● Stated problem:
Find the string "snímku" in the entries and copy each line that has it.

● Supplied material:

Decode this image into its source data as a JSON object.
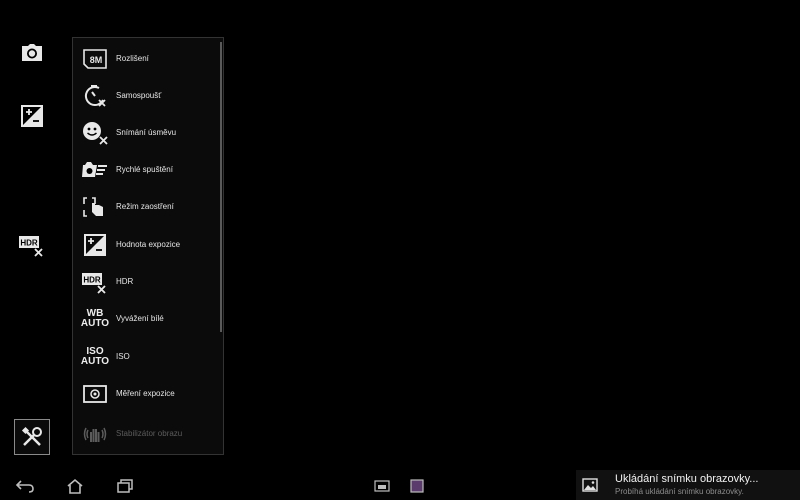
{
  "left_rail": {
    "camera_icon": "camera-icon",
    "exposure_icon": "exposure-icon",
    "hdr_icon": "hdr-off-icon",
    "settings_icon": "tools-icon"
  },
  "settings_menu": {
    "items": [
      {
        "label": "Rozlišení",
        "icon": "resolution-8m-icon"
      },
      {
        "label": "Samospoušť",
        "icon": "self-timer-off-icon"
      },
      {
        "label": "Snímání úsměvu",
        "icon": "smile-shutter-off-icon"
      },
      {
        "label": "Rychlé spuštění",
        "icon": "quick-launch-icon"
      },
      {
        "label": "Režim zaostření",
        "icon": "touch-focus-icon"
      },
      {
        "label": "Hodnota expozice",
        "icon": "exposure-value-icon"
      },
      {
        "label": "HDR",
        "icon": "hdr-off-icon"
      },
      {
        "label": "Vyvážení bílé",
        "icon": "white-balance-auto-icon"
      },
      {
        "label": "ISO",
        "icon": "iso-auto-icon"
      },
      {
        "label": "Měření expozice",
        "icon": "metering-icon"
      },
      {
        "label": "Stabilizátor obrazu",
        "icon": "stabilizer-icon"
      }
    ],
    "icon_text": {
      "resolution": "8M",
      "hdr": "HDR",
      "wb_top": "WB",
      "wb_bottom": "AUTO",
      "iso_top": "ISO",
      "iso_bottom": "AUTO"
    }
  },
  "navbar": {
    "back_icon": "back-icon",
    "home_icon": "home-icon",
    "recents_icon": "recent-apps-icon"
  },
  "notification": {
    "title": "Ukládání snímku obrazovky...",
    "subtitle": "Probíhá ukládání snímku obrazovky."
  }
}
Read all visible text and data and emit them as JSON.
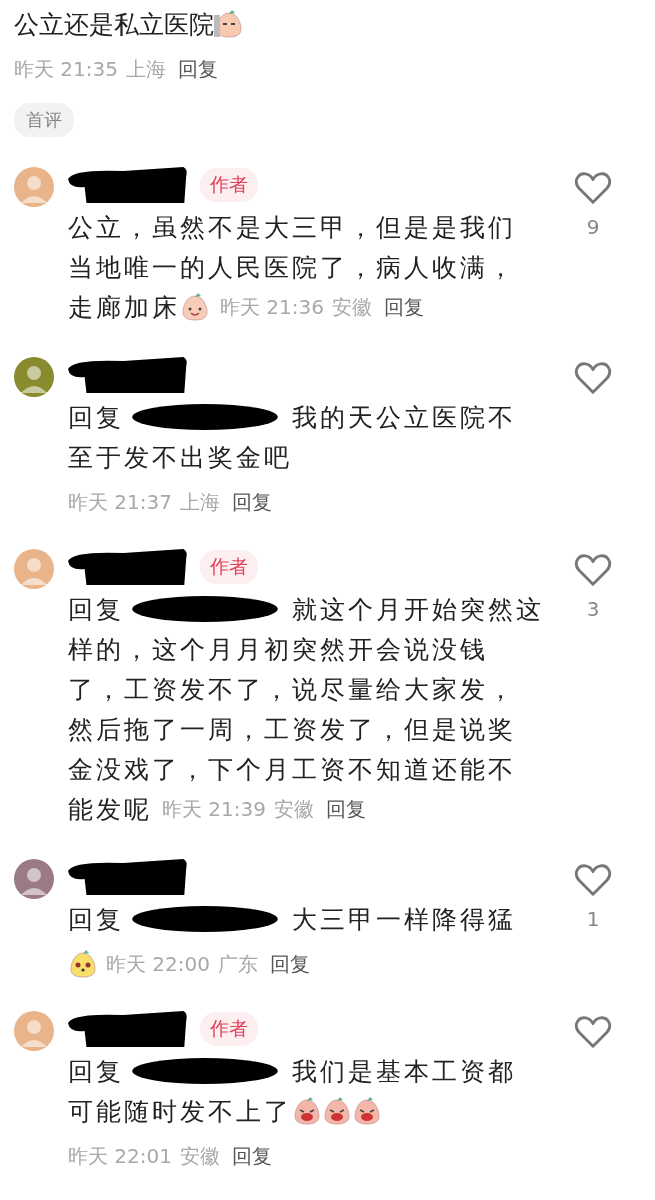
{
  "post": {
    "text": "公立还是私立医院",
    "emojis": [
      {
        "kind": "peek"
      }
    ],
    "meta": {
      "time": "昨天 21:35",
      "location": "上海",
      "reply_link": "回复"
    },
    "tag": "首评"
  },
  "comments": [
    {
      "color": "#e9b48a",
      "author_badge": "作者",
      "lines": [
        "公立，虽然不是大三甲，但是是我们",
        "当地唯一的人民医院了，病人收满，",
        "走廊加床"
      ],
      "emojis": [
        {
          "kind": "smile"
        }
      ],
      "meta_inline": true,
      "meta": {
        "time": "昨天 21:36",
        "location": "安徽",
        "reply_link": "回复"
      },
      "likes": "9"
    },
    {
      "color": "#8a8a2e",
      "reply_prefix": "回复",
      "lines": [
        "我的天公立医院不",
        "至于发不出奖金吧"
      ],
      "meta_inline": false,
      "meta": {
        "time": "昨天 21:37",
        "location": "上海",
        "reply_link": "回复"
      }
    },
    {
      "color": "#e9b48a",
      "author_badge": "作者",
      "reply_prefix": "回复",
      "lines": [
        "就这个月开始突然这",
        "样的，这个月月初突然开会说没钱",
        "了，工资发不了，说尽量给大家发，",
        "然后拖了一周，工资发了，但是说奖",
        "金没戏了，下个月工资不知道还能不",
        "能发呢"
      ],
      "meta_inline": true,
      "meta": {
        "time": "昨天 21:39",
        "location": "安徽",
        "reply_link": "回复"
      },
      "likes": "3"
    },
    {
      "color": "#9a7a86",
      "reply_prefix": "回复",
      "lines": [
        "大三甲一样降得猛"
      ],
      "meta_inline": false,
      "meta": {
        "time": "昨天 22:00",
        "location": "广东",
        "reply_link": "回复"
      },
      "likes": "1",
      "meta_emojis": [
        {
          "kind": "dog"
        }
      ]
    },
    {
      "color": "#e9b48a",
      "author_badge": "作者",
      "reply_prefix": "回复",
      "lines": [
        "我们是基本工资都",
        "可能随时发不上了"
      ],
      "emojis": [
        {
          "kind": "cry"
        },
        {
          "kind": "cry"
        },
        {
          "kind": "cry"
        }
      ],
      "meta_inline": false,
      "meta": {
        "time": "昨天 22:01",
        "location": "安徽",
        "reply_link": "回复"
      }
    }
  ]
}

* * *

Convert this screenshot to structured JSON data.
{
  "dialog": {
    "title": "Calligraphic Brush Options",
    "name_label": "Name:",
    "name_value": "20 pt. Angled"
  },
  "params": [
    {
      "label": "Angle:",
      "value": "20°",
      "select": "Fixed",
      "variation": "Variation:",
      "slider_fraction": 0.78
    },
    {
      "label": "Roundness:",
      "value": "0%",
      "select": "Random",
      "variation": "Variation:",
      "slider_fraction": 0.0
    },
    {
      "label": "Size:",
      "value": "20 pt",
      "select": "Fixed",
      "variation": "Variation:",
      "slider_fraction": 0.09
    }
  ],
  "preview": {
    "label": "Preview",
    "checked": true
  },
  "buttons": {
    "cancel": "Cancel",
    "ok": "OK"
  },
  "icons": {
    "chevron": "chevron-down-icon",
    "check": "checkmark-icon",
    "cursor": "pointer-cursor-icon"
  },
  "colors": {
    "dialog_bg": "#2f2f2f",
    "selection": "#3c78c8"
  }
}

---

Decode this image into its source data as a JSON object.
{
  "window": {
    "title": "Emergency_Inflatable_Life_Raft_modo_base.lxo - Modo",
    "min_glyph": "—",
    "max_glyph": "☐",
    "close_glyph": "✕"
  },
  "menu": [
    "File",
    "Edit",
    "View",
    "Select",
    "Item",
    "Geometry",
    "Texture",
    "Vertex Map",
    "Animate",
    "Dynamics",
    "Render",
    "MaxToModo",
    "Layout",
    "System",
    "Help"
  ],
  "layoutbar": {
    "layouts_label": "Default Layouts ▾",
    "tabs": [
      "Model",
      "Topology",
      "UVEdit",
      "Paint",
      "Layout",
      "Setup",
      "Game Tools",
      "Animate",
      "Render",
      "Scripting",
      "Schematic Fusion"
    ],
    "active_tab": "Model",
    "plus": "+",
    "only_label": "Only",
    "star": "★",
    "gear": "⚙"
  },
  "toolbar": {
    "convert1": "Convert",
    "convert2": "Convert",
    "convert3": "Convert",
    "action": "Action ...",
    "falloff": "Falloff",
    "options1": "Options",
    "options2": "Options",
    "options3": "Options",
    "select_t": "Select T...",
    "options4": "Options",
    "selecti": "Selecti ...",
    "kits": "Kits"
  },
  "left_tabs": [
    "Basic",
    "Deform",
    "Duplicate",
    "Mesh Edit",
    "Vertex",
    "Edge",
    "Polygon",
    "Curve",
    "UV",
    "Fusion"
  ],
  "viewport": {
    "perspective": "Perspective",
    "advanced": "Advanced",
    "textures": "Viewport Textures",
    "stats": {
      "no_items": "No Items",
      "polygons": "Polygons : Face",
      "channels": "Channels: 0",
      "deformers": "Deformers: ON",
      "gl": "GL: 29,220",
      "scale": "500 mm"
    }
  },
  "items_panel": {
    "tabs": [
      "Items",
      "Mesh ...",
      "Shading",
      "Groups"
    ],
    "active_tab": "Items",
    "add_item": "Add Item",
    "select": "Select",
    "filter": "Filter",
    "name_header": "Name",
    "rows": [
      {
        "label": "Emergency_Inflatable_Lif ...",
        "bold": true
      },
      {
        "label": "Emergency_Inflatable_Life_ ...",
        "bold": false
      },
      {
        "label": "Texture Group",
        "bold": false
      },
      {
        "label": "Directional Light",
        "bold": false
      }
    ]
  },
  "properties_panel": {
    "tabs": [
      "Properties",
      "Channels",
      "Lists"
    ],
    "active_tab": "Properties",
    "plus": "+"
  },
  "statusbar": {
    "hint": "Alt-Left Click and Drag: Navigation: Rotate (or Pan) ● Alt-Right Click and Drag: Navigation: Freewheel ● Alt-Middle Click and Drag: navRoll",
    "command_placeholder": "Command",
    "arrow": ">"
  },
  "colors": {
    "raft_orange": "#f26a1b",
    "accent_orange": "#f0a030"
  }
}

● Task output:
    "title": "Ukládání snímku obrazovky...",
    "subtitle": "Probíhá ukládání snímku obrazovky."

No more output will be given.